- Exercise
Set down every record once more, exactly as given.

Extracts from a graphics dataset
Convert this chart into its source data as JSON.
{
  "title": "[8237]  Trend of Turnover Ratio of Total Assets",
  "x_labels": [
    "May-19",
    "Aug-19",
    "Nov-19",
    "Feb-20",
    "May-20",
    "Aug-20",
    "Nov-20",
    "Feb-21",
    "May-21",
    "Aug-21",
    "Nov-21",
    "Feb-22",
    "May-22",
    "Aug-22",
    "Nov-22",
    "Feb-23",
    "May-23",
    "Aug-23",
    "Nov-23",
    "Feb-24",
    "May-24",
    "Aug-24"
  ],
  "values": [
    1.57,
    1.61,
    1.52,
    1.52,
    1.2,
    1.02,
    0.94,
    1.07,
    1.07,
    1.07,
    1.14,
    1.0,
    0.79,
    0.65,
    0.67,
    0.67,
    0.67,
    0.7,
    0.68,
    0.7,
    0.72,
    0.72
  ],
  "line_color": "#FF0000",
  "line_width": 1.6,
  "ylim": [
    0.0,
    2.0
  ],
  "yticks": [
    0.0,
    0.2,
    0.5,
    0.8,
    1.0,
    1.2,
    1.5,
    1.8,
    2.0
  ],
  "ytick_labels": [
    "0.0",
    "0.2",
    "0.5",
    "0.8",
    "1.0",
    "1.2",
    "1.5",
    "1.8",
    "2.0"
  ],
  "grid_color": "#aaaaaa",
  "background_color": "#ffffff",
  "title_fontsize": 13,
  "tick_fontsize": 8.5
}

- Answer for this exercise
Convert this chart into its source data as JSON.
{
  "title": "[8237]  Trend of Turnover Ratio of Total Assets",
  "x_labels": [
    "May-19",
    "Aug-19",
    "Nov-19",
    "Feb-20",
    "May-20",
    "Aug-20",
    "Nov-20",
    "Feb-21",
    "May-21",
    "Aug-21",
    "Nov-21",
    "Feb-22",
    "May-22",
    "Aug-22",
    "Nov-22",
    "Feb-23",
    "May-23",
    "Aug-23",
    "Nov-23",
    "Feb-24",
    "May-24",
    "Aug-24"
  ],
  "values": [
    1.57,
    1.61,
    1.52,
    1.52,
    1.2,
    1.02,
    0.94,
    1.07,
    1.07,
    1.07,
    1.14,
    1.0,
    0.79,
    0.65,
    0.67,
    0.67,
    0.67,
    0.7,
    0.68,
    0.7,
    0.72,
    0.72
  ],
  "line_color": "#FF0000",
  "line_width": 1.6,
  "ylim": [
    0.0,
    2.0
  ],
  "yticks": [
    0.0,
    0.2,
    0.5,
    0.8,
    1.0,
    1.2,
    1.5,
    1.8,
    2.0
  ],
  "ytick_labels": [
    "0.0",
    "0.2",
    "0.5",
    "0.8",
    "1.0",
    "1.2",
    "1.5",
    "1.8",
    "2.0"
  ],
  "grid_color": "#aaaaaa",
  "background_color": "#ffffff",
  "title_fontsize": 13,
  "tick_fontsize": 8.5
}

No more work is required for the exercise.